>> start Data records
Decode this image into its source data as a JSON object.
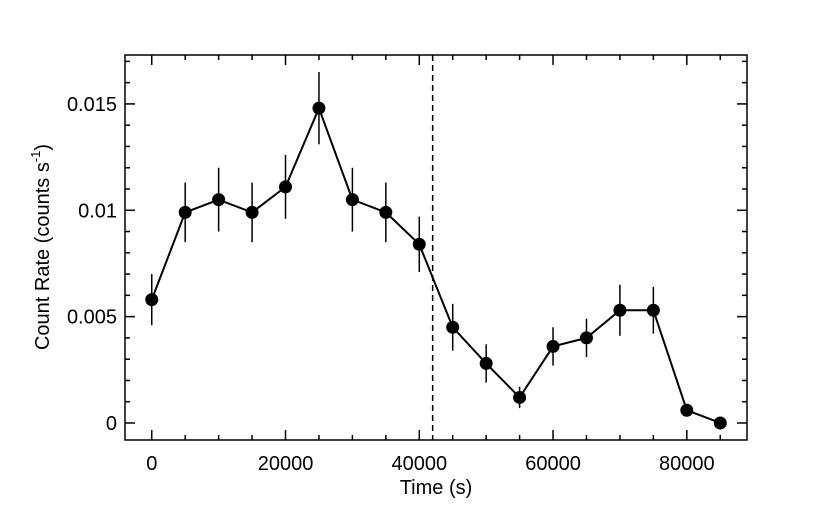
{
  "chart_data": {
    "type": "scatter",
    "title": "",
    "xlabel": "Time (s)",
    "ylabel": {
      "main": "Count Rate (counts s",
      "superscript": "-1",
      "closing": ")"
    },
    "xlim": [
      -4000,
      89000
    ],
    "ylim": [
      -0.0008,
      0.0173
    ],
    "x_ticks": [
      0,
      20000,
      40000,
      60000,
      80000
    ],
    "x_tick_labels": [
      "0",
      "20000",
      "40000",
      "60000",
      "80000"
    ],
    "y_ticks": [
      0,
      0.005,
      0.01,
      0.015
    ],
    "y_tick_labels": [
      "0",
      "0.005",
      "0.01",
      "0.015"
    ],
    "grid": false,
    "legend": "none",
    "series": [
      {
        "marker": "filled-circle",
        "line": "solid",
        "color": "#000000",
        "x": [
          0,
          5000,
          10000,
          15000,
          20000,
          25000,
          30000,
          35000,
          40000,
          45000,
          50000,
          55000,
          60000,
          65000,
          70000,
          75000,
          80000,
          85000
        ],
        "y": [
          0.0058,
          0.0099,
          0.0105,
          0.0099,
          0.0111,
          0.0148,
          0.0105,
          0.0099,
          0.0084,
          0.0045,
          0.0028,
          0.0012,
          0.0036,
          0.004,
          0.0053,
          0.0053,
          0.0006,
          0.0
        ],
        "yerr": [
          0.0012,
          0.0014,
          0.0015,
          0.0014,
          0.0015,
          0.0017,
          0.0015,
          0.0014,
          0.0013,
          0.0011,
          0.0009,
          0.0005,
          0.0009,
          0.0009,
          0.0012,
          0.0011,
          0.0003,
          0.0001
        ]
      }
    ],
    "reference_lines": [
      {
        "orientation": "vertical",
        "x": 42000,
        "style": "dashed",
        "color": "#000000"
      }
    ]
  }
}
>> end Data records
# Set task:
Using the material above, set down every line exactly, but skip the pictures.

# Response:
Decode this image into its source data as a JSON object.
{
  "chart_data": {
    "type": "scatter",
    "title": "",
    "xlabel": "Time (s)",
    "ylabel": {
      "main": "Count Rate (counts s",
      "superscript": "-1",
      "closing": ")"
    },
    "xlim": [
      -4000,
      89000
    ],
    "ylim": [
      -0.0008,
      0.0173
    ],
    "x_ticks": [
      0,
      20000,
      40000,
      60000,
      80000
    ],
    "x_tick_labels": [
      "0",
      "20000",
      "40000",
      "60000",
      "80000"
    ],
    "y_ticks": [
      0,
      0.005,
      0.01,
      0.015
    ],
    "y_tick_labels": [
      "0",
      "0.005",
      "0.01",
      "0.015"
    ],
    "grid": false,
    "legend": "none",
    "series": [
      {
        "marker": "filled-circle",
        "line": "solid",
        "color": "#000000",
        "x": [
          0,
          5000,
          10000,
          15000,
          20000,
          25000,
          30000,
          35000,
          40000,
          45000,
          50000,
          55000,
          60000,
          65000,
          70000,
          75000,
          80000,
          85000
        ],
        "y": [
          0.0058,
          0.0099,
          0.0105,
          0.0099,
          0.0111,
          0.0148,
          0.0105,
          0.0099,
          0.0084,
          0.0045,
          0.0028,
          0.0012,
          0.0036,
          0.004,
          0.0053,
          0.0053,
          0.0006,
          0.0
        ],
        "yerr": [
          0.0012,
          0.0014,
          0.0015,
          0.0014,
          0.0015,
          0.0017,
          0.0015,
          0.0014,
          0.0013,
          0.0011,
          0.0009,
          0.0005,
          0.0009,
          0.0009,
          0.0012,
          0.0011,
          0.0003,
          0.0001
        ]
      }
    ],
    "reference_lines": [
      {
        "orientation": "vertical",
        "x": 42000,
        "style": "dashed",
        "color": "#000000"
      }
    ]
  }
}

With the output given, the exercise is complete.